Wherever the word "Gain" appears in a line, copy that line.

Entries with figure data
··········
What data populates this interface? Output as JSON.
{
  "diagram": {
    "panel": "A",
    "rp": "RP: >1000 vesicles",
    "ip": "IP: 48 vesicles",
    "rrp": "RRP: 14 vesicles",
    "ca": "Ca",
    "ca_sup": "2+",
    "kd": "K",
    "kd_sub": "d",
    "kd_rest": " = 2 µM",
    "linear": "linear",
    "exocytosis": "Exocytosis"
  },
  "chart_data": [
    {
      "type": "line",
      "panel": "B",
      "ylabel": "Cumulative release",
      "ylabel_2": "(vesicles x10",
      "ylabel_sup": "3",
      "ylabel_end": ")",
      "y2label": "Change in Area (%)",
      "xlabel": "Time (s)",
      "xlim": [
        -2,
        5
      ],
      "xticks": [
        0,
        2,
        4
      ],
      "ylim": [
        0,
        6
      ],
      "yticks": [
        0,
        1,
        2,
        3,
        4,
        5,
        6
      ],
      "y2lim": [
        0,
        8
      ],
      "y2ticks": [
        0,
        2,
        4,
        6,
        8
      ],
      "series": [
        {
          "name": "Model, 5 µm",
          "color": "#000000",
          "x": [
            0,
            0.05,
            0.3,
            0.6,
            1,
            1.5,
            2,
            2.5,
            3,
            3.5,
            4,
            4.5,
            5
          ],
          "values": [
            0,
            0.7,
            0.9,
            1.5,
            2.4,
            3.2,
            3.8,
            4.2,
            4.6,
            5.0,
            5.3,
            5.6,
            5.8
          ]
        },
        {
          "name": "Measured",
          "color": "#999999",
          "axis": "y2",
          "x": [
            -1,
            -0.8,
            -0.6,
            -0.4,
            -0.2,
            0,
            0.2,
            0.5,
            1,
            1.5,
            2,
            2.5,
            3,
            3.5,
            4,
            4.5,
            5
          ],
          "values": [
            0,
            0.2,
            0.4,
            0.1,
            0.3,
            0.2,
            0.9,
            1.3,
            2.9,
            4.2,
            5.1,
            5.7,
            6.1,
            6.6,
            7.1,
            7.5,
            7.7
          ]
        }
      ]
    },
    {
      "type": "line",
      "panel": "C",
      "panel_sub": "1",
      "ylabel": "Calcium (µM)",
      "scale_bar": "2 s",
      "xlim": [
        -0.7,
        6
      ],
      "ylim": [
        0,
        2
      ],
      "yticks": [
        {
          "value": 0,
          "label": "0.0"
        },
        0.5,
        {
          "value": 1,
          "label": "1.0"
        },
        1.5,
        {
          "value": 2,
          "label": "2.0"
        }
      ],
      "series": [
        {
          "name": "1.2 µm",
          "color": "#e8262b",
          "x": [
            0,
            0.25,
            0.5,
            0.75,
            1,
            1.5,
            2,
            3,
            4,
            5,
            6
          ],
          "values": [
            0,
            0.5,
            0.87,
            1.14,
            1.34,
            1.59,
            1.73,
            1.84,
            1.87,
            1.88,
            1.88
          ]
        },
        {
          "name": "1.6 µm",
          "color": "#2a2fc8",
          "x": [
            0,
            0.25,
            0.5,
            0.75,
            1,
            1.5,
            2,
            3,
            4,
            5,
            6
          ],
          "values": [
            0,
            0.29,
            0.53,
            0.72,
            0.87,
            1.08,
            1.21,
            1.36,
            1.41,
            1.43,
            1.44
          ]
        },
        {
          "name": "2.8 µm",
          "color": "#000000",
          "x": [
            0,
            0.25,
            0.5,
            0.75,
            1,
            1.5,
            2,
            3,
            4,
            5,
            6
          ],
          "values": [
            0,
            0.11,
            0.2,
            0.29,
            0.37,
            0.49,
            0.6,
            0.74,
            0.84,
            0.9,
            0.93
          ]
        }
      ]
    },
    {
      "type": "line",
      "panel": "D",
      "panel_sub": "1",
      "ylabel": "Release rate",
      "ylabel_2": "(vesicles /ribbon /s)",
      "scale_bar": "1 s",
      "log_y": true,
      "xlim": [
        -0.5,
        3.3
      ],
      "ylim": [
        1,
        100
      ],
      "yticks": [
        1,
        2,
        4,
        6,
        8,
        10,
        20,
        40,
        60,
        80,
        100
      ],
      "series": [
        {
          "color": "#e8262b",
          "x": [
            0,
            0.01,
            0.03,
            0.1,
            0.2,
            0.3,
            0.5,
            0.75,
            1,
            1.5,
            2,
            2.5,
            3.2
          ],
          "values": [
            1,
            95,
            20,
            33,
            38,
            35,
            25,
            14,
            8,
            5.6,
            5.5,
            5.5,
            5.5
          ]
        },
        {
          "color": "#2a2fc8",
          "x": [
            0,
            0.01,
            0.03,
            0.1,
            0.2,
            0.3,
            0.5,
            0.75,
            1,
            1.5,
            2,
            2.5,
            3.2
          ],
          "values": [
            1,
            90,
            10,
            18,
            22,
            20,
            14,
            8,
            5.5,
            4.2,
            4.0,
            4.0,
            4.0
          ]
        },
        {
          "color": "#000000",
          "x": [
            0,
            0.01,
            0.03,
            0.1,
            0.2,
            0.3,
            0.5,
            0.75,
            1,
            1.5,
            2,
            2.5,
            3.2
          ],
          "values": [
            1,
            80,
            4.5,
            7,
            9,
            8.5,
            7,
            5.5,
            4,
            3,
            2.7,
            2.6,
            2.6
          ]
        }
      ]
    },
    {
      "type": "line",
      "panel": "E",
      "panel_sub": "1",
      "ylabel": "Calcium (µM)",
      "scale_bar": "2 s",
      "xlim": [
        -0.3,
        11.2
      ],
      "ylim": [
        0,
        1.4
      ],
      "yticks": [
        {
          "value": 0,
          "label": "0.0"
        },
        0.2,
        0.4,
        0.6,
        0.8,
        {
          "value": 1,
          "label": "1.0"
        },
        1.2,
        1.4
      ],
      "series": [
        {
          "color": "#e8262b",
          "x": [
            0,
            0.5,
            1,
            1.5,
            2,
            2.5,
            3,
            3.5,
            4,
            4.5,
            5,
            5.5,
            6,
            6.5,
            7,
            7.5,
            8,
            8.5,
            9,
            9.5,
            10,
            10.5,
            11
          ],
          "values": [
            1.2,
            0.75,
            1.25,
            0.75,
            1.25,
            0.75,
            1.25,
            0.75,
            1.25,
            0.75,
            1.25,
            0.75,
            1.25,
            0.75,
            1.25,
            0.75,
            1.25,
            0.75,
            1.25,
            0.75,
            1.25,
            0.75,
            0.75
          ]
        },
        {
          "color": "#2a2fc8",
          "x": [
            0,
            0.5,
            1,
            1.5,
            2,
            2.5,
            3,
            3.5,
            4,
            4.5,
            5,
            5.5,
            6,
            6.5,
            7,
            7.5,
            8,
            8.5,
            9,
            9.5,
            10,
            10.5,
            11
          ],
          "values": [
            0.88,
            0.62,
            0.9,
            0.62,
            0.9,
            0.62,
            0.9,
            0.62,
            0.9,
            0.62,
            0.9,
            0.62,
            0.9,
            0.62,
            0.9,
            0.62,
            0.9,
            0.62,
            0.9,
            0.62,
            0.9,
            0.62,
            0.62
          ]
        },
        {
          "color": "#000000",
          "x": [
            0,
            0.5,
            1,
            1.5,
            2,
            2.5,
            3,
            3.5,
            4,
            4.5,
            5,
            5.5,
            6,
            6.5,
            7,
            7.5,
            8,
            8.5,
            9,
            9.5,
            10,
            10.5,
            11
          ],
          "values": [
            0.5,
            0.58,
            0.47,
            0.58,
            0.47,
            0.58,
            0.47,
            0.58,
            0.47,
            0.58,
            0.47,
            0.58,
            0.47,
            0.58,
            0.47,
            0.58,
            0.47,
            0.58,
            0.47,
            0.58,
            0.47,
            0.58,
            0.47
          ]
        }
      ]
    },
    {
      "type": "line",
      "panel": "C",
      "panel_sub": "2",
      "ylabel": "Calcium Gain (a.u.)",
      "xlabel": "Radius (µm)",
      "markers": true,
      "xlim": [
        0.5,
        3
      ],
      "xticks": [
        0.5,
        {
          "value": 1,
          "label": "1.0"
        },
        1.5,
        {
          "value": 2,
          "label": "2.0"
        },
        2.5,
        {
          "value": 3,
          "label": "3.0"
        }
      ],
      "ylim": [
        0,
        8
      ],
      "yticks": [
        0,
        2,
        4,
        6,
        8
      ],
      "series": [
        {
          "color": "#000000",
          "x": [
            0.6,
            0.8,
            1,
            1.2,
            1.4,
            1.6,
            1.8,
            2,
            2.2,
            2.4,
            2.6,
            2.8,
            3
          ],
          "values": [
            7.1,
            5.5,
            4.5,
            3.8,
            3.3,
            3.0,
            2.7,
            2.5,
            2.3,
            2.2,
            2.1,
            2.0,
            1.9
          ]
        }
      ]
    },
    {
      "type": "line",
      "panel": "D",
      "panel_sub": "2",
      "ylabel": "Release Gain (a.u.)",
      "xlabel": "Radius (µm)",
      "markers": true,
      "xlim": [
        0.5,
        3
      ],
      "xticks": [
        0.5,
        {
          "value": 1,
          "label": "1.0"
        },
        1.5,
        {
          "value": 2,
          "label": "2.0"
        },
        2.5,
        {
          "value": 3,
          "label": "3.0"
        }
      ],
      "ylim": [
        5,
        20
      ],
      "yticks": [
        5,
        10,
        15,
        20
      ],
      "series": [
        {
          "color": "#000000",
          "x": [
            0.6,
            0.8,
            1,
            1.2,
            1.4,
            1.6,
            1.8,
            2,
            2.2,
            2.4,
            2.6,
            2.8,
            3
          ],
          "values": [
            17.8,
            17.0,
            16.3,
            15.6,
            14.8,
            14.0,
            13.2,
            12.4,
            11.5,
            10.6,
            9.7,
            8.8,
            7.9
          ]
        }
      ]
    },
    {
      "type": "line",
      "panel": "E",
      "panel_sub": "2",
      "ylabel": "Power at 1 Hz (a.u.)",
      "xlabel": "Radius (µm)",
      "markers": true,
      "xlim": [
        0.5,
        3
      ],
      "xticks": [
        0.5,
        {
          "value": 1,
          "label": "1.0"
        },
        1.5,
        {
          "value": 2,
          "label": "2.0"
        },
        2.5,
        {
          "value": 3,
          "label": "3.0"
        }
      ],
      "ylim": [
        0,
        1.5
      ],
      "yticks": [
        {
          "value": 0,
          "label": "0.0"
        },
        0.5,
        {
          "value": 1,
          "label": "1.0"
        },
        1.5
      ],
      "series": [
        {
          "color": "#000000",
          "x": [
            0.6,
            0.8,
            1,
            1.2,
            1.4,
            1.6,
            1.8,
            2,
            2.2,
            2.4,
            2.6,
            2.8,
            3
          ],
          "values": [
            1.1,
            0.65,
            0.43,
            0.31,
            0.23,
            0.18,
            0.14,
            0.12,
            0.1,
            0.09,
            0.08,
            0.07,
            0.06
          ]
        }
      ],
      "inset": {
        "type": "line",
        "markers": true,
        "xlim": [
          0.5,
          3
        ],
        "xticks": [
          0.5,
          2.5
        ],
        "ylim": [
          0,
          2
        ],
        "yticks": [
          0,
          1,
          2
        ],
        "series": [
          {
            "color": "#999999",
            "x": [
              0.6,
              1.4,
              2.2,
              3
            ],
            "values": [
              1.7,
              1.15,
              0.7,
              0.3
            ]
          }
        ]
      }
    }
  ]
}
··········
ANSWER TO THIS TASK:
      "ylabel": "Calcium Gain (a.u.)",
      "ylabel": "Release Gain (a.u.)",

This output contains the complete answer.